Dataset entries
==*==
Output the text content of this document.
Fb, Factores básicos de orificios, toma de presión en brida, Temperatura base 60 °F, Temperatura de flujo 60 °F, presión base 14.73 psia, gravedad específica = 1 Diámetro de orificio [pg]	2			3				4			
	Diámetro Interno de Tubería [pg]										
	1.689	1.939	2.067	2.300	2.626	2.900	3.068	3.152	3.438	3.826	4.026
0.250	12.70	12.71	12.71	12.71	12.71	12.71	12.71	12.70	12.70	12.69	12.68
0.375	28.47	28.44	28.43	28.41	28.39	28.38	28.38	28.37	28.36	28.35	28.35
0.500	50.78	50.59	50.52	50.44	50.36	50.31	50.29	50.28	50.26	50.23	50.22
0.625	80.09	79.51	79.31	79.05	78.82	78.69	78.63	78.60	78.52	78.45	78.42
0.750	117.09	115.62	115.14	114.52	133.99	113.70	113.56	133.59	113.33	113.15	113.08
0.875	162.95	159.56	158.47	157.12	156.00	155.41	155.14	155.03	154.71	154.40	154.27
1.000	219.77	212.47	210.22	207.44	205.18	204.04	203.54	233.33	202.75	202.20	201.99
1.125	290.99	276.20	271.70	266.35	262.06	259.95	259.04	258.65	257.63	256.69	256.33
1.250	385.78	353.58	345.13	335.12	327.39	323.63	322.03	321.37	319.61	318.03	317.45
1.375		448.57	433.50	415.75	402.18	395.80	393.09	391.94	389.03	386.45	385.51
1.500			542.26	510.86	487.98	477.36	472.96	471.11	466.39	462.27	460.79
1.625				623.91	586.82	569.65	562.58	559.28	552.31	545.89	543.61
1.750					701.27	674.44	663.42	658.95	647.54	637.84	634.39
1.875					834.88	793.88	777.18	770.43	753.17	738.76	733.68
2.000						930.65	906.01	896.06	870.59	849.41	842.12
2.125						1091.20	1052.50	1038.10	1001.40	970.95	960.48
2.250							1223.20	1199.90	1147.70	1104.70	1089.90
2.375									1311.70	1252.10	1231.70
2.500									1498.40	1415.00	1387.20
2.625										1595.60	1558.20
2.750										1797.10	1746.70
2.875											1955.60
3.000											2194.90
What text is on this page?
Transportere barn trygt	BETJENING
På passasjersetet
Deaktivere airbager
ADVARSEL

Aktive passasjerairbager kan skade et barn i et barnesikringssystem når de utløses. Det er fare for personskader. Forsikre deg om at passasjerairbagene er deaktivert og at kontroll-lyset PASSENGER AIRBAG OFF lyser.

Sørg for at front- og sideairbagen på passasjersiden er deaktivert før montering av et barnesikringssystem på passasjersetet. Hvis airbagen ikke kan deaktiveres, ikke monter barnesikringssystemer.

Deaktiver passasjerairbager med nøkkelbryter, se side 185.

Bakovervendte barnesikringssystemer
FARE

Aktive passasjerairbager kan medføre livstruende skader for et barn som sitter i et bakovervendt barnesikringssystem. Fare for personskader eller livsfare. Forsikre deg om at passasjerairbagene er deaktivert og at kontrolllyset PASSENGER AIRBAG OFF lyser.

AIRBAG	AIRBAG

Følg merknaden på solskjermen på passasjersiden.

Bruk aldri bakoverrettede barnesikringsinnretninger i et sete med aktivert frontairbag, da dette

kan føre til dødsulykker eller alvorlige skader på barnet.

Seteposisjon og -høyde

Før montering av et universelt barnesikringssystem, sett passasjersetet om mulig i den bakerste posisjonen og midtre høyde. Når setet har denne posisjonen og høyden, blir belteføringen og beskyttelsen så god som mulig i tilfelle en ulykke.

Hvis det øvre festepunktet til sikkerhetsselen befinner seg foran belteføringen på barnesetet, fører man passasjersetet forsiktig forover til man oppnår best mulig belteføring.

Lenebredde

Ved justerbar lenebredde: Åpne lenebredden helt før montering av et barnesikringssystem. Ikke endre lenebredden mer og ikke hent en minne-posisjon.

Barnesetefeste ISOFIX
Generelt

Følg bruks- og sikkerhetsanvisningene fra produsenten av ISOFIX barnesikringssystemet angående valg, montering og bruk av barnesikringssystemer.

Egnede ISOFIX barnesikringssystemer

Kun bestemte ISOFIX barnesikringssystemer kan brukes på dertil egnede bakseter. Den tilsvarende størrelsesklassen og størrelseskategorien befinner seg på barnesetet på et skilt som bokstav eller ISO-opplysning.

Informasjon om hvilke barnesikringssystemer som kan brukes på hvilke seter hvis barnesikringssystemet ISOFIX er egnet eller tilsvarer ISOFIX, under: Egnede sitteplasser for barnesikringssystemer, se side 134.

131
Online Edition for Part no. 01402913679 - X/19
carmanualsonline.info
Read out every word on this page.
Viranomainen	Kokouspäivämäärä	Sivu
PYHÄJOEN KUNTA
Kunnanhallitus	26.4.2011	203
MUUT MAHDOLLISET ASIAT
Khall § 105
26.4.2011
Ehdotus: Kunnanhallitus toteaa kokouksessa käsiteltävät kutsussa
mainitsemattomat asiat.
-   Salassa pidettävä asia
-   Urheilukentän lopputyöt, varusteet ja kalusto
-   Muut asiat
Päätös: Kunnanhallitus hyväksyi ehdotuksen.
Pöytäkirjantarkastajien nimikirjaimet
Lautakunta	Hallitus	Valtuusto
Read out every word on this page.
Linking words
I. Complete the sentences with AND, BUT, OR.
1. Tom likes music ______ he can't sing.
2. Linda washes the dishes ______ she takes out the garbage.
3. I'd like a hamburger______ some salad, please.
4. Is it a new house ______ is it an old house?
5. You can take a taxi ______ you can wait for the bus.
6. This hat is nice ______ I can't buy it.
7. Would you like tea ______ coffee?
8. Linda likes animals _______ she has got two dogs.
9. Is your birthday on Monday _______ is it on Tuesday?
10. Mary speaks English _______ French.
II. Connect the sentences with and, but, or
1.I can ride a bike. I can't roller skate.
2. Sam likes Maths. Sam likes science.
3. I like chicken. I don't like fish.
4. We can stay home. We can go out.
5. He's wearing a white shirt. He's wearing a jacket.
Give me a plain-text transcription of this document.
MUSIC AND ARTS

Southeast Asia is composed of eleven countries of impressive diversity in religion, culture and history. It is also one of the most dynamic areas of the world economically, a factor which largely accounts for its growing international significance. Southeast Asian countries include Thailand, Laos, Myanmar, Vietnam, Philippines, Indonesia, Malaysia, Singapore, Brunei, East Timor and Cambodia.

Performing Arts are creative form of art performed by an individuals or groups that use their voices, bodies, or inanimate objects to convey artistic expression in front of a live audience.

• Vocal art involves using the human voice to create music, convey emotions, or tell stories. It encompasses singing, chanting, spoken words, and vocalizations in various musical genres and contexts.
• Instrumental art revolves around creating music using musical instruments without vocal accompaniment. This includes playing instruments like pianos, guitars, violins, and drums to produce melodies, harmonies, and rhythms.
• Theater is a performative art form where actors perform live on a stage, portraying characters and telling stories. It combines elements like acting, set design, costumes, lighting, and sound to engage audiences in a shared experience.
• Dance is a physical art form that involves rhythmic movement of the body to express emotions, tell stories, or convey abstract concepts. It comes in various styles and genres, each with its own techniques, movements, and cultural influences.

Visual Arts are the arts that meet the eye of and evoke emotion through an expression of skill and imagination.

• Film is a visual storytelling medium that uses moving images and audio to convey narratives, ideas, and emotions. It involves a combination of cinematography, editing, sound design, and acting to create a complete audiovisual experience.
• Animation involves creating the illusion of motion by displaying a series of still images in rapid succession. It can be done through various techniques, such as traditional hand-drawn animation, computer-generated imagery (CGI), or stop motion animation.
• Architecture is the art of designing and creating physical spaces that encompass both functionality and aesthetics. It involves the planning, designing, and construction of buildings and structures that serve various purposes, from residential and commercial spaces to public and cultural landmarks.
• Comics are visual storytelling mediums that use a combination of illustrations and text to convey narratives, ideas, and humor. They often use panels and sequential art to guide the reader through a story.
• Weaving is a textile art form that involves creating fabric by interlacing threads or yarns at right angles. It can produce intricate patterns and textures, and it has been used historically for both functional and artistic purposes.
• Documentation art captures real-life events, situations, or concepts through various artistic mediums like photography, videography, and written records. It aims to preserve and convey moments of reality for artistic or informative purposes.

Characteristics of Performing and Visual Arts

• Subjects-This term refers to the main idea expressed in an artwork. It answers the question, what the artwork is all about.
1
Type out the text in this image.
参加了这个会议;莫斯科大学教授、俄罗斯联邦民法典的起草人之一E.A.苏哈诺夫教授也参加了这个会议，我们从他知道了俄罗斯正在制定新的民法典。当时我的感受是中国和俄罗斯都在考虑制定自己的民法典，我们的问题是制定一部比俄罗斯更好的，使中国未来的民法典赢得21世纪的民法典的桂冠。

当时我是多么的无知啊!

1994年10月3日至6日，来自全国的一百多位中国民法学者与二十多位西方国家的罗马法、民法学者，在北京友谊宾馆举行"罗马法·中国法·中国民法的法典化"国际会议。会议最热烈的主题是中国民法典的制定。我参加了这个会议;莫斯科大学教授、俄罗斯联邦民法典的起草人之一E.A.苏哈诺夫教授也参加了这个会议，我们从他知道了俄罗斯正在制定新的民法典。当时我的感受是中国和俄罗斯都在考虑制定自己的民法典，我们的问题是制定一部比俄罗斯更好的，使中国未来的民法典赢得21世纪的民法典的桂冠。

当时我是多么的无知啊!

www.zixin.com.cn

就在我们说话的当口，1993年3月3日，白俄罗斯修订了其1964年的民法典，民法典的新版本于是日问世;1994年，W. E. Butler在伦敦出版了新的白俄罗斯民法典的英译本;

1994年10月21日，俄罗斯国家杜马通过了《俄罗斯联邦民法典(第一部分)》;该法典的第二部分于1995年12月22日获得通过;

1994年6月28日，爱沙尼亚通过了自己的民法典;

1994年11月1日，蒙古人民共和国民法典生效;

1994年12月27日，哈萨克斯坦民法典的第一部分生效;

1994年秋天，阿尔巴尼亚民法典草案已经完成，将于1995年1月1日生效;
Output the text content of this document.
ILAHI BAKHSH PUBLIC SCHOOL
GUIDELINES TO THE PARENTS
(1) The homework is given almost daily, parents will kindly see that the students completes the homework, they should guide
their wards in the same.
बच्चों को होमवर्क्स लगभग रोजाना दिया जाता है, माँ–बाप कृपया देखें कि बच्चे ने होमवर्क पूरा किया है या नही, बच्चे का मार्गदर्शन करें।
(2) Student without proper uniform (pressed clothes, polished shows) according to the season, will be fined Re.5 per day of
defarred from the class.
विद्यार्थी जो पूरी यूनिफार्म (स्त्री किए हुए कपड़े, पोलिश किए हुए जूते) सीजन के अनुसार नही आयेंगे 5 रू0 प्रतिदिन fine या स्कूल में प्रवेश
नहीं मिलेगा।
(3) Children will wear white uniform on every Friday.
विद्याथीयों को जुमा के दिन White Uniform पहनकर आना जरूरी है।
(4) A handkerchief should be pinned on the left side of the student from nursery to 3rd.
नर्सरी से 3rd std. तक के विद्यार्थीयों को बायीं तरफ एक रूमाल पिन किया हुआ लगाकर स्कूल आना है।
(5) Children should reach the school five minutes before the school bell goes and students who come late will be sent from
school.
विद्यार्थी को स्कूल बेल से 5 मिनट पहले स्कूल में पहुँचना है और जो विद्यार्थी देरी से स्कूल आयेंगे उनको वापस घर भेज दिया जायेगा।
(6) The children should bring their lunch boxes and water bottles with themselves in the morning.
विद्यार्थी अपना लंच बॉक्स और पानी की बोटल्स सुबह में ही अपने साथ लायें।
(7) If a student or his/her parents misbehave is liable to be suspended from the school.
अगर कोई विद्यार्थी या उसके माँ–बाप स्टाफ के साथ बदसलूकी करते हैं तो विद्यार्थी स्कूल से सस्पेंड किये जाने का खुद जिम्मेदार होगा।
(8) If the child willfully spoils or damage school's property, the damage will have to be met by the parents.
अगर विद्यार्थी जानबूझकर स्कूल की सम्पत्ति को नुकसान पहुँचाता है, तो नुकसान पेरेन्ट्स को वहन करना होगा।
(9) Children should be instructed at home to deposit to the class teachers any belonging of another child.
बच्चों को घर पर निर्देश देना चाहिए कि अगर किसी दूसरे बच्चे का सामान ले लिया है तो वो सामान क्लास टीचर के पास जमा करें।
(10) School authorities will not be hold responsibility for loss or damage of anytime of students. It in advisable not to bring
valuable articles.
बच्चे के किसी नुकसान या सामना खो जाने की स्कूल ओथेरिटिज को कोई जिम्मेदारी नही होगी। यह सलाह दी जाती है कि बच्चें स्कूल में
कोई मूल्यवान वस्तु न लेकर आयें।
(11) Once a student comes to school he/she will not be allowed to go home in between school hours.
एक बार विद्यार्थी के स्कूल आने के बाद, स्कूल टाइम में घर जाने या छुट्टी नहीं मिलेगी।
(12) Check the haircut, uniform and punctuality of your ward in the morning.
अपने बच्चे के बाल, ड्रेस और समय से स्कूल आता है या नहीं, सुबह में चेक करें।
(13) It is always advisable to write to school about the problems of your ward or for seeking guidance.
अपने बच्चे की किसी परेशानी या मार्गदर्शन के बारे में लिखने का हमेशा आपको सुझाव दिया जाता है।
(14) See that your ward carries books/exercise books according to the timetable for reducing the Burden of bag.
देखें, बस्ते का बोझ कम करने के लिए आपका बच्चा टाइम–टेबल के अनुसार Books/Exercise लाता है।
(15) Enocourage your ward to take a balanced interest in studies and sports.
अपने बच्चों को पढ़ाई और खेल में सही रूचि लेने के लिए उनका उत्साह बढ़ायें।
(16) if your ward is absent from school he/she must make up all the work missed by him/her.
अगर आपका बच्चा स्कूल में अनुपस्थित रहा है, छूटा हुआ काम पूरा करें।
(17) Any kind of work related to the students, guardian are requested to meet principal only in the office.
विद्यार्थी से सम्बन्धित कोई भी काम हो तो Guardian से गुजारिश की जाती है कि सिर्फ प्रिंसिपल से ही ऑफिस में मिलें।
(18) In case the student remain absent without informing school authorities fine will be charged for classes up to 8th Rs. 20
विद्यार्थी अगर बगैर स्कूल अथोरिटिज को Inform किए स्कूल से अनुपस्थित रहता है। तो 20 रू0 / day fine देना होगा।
==*==
§ EXERCISE DIRECTIONS
Track down every line with the word "musical" and copy it.

§ EXERCISE RESULT
• Vocal art involves using the human voice to create music, convey emotions, or tell stories. It encompasses singing, chanting, spoken words, and vocalizations in various musical genres and contexts.
• Instrumental art revolves around creating music using musical instruments without vocal accompaniment. This includes playing instruments like pianos, guitars, violins, and drums to produce melodies, harmonies, and rhythms.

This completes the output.